Entries taken from a collection:
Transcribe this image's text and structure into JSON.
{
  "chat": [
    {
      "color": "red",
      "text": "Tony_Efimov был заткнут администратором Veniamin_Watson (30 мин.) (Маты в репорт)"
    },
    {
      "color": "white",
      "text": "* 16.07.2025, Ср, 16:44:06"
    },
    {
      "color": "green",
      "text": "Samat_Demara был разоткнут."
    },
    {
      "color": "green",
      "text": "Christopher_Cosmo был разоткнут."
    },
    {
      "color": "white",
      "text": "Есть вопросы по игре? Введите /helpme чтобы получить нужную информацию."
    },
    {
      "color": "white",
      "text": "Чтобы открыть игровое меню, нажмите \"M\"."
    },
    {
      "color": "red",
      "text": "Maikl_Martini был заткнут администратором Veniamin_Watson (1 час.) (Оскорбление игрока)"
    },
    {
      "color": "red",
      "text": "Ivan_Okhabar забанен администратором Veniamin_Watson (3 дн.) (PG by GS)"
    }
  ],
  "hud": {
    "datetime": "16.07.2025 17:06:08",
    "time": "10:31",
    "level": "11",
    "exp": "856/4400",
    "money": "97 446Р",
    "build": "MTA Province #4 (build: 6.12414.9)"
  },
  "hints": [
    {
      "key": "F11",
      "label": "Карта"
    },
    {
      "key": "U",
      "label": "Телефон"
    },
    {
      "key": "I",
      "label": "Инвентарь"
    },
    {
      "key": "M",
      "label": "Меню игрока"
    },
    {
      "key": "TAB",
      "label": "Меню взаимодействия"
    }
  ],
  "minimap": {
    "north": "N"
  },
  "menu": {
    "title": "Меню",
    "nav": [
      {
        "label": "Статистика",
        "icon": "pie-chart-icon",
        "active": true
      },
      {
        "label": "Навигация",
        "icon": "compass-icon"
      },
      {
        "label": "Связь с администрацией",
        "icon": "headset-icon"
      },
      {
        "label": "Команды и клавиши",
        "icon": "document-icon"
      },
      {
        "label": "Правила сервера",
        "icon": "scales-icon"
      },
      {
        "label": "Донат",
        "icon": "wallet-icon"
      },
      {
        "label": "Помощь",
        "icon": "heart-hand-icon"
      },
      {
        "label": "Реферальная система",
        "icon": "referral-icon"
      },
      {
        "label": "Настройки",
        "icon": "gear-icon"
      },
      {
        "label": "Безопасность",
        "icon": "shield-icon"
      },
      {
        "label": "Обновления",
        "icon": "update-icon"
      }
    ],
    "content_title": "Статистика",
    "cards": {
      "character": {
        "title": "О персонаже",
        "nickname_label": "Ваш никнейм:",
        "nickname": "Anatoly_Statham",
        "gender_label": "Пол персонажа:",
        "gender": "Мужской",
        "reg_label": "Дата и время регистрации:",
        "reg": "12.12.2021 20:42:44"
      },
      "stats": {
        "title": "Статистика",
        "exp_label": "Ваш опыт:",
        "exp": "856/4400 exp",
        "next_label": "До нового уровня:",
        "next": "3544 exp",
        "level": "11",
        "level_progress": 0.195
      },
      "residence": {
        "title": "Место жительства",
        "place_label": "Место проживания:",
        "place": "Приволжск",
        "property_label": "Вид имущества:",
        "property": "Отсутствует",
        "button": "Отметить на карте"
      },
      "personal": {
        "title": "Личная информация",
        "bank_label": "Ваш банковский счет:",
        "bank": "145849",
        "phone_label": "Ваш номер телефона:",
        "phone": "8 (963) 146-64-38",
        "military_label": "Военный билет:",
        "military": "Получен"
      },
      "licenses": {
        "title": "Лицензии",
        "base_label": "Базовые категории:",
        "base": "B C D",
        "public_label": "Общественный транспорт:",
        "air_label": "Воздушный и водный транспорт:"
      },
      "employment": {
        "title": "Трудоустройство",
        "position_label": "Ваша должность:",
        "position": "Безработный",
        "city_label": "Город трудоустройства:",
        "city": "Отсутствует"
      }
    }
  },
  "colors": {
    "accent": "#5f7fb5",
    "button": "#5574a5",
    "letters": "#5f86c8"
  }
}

▶ Task details: Word for word, write out the data.

▶ Result:
Transcribe this image's text and structure into JSON.
{
  "chat": [
    {
      "color": "red",
      "text": "Tony_Efimov был заткнут администратором Veniamin_Watson (30 мин.) (Маты в репорт)"
    },
    {
      "color": "white",
      "text": "* 16.07.2025, Ср, 16:44:06"
    },
    {
      "color": "green",
      "text": "Samat_Demara был разоткнут."
    },
    {
      "color": "green",
      "text": "Christopher_Cosmo был разоткнут."
    },
    {
      "color": "white",
      "text": "Есть вопросы по игре? Введите /helpme чтобы получить нужную информацию."
    },
    {
      "color": "white",
      "text": "Чтобы открыть игровое меню, нажмите \"M\"."
    },
    {
      "color": "red",
      "text": "Maikl_Martini был заткнут администратором Veniamin_Watson (1 час.) (Оскорбление игрока)"
    },
    {
      "color": "red",
      "text": "Ivan_Okhabar забанен администратором Veniamin_Watson (3 дн.) (PG by GS)"
    }
  ],
  "hud": {
    "datetime": "16.07.2025 17:06:08",
    "time": "10:31",
    "level": "11",
    "exp": "856/4400",
    "money": "97 446Р",
    "build": "MTA Province #4 (build: 6.12414.9)"
  },
  "hints": [
    {
      "key": "F11",
      "label": "Карта"
    },
    {
      "key": "U",
      "label": "Телефон"
    },
    {
      "key": "I",
      "label": "Инвентарь"
    },
    {
      "key": "M",
      "label": "Меню игрока"
    },
    {
      "key": "TAB",
      "label": "Меню взаимодействия"
    }
  ],
  "minimap": {
    "north": "N"
  },
  "menu": {
    "title": "Меню",
    "nav": [
      {
        "label": "Статистика",
        "icon": "pie-chart-icon",
        "active": true
      },
      {
        "label": "Навигация",
        "icon": "compass-icon"
      },
      {
        "label": "Связь с администрацией",
        "icon": "headset-icon"
      },
      {
        "label": "Команды и клавиши",
        "icon": "document-icon"
      },
      {
        "label": "Правила сервера",
        "icon": "scales-icon"
      },
      {
        "label": "Донат",
        "icon": "wallet-icon"
      },
      {
        "label": "Помощь",
        "icon": "heart-hand-icon"
      },
      {
        "label": "Реферальная система",
        "icon": "referral-icon"
      },
      {
        "label": "Настройки",
        "icon": "gear-icon"
      },
      {
        "label": "Безопасность",
        "icon": "shield-icon"
      },
      {
        "label": "Обновления",
        "icon": "update-icon"
      }
    ],
    "content_title": "Статистика",
    "cards": {
      "character": {
        "title": "О персонаже",
        "nickname_label": "Ваш никнейм:",
        "nickname": "Anatoly_Statham",
        "gender_label": "Пол персонажа:",
        "gender": "Мужской",
        "reg_label": "Дата и время регистрации:",
        "reg": "12.12.2021 20:42:44"
      },
      "stats": {
        "title": "Статистика",
        "exp_label": "Ваш опыт:",
        "exp": "856/4400 exp",
        "next_label": "До нового уровня:",
        "next": "3544 exp",
        "level": "11",
        "level_progress": 0.195
      },
      "residence": {
        "title": "Место жительства",
        "place_label": "Место проживания:",
        "place": "Приволжск",
        "property_label": "Вид имущества:",
        "property": "Отсутствует",
        "button": "Отметить на карте"
      },
      "personal": {
        "title": "Личная информация",
        "bank_label": "Ваш банковский счет:",
        "bank": "145849",
        "phone_label": "Ваш номер телефона:",
        "phone": "8 (963) 146-64-38",
        "military_label": "Военный билет:",
        "military": "Получен"
      },
      "licenses": {
        "title": "Лицензии",
        "base_label": "Базовые категории:",
        "base": "B C D",
        "public_label": "Общественный транспорт:",
        "air_label": "Воздушный и водный транспорт:"
      },
      "employment": {
        "title": "Трудоустройство",
        "position_label": "Ваша должность:",
        "position": "Безработный",
        "city_label": "Город трудоустройства:",
        "city": "Отсутствует"
      }
    }
  },
  "colors": {
    "accent": "#5f7fb5",
    "button": "#5574a5",
    "letters": "#5f86c8"
  }
}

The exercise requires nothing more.